■ **Aim**: Copy out the final stretch of the listing: the line that contains "Parse this screenshot: output" and all lines after it, exactly as they appear.

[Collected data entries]
===
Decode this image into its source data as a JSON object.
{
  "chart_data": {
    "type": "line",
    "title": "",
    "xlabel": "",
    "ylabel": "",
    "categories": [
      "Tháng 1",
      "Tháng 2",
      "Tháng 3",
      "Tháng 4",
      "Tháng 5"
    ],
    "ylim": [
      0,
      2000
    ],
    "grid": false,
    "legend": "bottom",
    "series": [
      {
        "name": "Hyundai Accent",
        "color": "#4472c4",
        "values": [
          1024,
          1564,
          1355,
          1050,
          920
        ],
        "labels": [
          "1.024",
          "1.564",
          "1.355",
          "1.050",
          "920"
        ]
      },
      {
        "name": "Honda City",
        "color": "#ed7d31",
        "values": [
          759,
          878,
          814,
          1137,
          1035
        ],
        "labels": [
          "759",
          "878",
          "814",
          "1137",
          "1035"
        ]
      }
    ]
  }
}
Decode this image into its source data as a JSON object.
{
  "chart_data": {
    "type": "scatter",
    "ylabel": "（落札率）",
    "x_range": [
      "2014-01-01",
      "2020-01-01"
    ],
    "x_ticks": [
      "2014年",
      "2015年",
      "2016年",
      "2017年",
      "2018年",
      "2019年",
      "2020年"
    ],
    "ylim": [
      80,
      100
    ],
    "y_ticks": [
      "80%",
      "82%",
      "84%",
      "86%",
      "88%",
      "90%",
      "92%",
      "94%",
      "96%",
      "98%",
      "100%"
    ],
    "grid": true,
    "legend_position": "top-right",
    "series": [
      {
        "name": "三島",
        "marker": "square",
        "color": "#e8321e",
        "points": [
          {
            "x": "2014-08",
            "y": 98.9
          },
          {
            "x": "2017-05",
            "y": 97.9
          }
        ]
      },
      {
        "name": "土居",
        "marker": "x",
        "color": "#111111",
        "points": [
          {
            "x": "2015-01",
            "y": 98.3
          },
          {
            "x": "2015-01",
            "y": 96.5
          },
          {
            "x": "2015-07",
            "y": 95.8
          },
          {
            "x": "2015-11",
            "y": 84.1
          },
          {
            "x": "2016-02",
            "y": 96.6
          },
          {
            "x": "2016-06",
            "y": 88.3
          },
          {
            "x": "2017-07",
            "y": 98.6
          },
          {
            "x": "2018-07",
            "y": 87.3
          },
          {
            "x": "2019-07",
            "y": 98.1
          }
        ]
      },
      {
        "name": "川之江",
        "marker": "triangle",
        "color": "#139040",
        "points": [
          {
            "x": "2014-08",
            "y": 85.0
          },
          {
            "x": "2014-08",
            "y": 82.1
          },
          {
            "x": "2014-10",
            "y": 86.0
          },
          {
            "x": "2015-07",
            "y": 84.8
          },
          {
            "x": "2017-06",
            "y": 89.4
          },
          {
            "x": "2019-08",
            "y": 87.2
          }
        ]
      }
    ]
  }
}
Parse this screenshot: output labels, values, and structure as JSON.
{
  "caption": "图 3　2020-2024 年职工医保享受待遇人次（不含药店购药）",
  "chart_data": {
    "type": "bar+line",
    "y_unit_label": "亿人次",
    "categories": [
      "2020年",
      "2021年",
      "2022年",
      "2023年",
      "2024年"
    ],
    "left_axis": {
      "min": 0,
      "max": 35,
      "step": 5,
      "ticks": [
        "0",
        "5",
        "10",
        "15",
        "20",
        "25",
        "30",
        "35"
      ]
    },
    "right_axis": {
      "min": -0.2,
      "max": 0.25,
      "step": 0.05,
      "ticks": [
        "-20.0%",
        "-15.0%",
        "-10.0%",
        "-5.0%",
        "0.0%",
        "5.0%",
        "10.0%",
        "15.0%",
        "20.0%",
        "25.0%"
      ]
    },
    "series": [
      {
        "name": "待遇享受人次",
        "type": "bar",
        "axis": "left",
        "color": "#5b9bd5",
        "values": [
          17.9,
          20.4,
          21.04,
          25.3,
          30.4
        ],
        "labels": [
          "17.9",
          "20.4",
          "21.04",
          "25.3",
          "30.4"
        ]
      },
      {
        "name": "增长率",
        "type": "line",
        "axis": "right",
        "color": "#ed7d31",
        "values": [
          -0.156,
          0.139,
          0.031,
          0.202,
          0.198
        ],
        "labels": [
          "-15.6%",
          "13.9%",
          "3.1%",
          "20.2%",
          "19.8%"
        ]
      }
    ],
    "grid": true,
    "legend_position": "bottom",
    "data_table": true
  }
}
===
■ **Problem solution**:
Parse this screenshot: output labels, values, and structure as JSON.
{
  "caption": "图 3　2020-2024 年职工医保享受待遇人次（不含药店购药）",
  "chart_data": {
    "type": "bar+line",
    "y_unit_label": "亿人次",
    "categories": [
      "2020年",
      "2021年",
      "2022年",
      "2023年",
      "2024年"
    ],
    "left_axis": {
      "min": 0,
      "max": 35,
      "step": 5,
      "ticks": [
        "0",
        "5",
        "10",
        "15",
        "20",
        "25",
        "30",
        "35"
      ]
    },
    "right_axis": {
      "min": -0.2,
      "max": 0.25,
      "step": 0.05,
      "ticks": [
        "-20.0%",
        "-15.0%",
        "-10.0%",
        "-5.0%",
        "0.0%",
        "5.0%",
        "10.0%",
        "15.0%",
        "20.0%",
        "25.0%"
      ]
    },
    "series": [
      {
        "name": "待遇享受人次",
        "type": "bar",
        "axis": "left",
        "color": "#5b9bd5",
        "values": [
          17.9,
          20.4,
          21.04,
          25.3,
          30.4
        ],
        "labels": [
          "17.9",
          "20.4",
          "21.04",
          "25.3",
          "30.4"
        ]
      },
      {
        "name": "增长率",
        "type": "line",
        "axis": "right",
        "color": "#ed7d31",
        "values": [
          -0.156,
          0.139,
          0.031,
          0.202,
          0.198
        ],
        "labels": [
          "-15.6%",
          "13.9%",
          "3.1%",
          "20.2%",
          "19.8%"
        ]
      }
    ],
    "grid": true,
    "legend_position": "bottom",
    "data_table": true
  }
}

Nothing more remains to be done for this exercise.